- **DIRECTIONS FOR THIS TASK**: Search the data below for the word "消费市场规模情况" and copy each line that holds it.

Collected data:
—————

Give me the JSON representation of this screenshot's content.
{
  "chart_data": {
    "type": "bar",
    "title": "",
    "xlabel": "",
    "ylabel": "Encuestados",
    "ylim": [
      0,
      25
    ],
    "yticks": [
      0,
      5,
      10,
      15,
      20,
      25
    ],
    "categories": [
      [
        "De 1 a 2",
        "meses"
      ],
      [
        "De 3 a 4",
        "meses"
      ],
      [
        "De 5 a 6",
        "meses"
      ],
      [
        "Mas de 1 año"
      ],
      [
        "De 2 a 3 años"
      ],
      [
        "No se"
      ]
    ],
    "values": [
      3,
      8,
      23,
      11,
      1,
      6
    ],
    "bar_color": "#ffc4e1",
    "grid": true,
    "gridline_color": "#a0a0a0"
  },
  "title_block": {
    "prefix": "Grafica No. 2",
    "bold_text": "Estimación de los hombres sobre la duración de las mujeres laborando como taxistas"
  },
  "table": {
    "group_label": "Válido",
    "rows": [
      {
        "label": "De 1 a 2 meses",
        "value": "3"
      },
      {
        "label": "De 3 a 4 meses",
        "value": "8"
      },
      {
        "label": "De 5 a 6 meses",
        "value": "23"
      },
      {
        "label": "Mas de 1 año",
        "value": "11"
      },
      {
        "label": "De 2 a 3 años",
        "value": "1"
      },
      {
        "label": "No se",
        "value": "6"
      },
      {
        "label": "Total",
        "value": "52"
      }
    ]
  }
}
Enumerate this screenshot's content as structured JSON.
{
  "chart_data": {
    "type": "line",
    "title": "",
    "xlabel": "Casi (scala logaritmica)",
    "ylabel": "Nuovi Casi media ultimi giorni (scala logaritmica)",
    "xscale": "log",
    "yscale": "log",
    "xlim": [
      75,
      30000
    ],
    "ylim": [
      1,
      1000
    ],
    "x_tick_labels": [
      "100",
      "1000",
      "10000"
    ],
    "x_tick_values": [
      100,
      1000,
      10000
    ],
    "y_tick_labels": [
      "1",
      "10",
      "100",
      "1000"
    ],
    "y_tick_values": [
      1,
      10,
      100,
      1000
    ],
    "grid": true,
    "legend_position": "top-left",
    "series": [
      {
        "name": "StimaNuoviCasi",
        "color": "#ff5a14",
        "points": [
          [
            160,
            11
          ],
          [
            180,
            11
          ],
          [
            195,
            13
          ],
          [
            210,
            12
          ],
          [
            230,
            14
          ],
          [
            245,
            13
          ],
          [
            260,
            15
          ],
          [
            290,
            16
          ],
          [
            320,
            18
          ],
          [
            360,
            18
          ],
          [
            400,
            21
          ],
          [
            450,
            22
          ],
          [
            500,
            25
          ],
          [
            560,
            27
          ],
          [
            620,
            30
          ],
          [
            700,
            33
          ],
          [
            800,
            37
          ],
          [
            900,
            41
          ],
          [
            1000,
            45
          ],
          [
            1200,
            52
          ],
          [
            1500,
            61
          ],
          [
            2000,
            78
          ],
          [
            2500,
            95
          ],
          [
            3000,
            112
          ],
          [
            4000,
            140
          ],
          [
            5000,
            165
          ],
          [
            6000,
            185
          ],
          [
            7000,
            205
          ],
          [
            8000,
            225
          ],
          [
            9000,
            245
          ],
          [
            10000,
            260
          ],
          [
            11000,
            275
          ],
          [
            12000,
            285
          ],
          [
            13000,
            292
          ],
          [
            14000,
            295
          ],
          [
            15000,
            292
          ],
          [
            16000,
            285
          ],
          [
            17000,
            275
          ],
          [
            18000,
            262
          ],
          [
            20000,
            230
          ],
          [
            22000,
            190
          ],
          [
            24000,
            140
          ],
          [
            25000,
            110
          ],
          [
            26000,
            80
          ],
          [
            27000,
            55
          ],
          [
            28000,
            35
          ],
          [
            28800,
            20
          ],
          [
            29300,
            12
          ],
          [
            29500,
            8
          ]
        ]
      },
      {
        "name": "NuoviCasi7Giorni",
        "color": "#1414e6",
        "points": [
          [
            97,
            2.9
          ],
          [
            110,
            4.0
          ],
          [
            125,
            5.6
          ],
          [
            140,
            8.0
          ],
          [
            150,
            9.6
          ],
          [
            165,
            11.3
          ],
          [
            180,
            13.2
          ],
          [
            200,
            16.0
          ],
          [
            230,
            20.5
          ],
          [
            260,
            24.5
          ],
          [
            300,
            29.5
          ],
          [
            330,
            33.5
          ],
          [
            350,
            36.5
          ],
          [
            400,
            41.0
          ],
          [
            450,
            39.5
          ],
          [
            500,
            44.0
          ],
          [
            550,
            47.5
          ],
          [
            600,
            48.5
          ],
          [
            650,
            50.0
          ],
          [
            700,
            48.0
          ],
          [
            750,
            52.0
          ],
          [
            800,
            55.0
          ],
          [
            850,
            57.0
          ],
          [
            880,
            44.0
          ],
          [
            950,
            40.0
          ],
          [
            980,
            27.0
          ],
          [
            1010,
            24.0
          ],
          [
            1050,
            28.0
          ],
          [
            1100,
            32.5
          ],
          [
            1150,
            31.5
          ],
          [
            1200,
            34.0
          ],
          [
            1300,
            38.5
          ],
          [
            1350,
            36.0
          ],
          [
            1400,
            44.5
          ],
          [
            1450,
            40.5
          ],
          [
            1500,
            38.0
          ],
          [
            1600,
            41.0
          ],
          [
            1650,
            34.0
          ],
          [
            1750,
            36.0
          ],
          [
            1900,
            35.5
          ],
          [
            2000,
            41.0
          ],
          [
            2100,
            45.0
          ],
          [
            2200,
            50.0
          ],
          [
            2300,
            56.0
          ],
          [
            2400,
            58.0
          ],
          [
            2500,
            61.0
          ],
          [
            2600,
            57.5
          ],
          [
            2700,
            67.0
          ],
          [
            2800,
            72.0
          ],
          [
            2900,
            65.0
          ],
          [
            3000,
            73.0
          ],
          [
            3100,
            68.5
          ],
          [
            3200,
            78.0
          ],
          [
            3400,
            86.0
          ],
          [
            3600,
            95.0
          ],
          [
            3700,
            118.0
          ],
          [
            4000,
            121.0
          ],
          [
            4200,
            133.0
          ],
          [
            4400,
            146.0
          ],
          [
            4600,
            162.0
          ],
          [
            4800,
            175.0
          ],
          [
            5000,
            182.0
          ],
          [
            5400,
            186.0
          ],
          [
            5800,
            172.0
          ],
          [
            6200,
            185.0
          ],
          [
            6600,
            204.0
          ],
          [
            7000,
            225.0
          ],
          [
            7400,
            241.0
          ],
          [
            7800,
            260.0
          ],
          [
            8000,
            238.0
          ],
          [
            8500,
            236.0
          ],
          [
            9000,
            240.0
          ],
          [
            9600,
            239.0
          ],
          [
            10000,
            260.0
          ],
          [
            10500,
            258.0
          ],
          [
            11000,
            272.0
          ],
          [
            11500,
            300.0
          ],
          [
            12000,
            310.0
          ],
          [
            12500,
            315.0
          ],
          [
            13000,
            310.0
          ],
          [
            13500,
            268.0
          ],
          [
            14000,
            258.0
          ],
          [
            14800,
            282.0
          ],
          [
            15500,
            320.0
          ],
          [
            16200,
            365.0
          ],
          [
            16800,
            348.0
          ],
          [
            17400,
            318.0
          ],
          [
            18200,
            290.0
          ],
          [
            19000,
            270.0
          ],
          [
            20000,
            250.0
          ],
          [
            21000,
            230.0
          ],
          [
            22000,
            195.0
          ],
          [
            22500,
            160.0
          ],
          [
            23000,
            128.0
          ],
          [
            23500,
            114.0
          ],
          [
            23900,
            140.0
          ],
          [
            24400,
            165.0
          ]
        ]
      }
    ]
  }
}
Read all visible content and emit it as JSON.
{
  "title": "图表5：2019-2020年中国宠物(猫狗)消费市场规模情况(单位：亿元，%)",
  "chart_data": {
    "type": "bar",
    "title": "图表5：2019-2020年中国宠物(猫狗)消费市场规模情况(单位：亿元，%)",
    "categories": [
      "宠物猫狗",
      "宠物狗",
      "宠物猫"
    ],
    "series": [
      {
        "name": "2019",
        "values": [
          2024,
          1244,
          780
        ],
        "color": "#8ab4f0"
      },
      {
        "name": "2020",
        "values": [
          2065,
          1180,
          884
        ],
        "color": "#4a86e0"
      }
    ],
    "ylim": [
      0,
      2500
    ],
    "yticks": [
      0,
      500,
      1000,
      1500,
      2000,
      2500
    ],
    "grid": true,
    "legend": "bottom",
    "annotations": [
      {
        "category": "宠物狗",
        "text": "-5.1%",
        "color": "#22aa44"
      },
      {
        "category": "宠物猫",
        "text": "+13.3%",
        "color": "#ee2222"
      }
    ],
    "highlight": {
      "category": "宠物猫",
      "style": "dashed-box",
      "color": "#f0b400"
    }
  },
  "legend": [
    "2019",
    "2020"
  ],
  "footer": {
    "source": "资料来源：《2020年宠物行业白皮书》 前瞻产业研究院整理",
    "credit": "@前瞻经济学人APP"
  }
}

—————

- **RESULT**:
  "title": "图表5：2019-2020年中国宠物(猫狗)消费市场规模情况(单位：亿元，%)",
    "title": "图表5：2019-2020年中国宠物(猫狗)消费市场规模情况(单位：亿元，%)",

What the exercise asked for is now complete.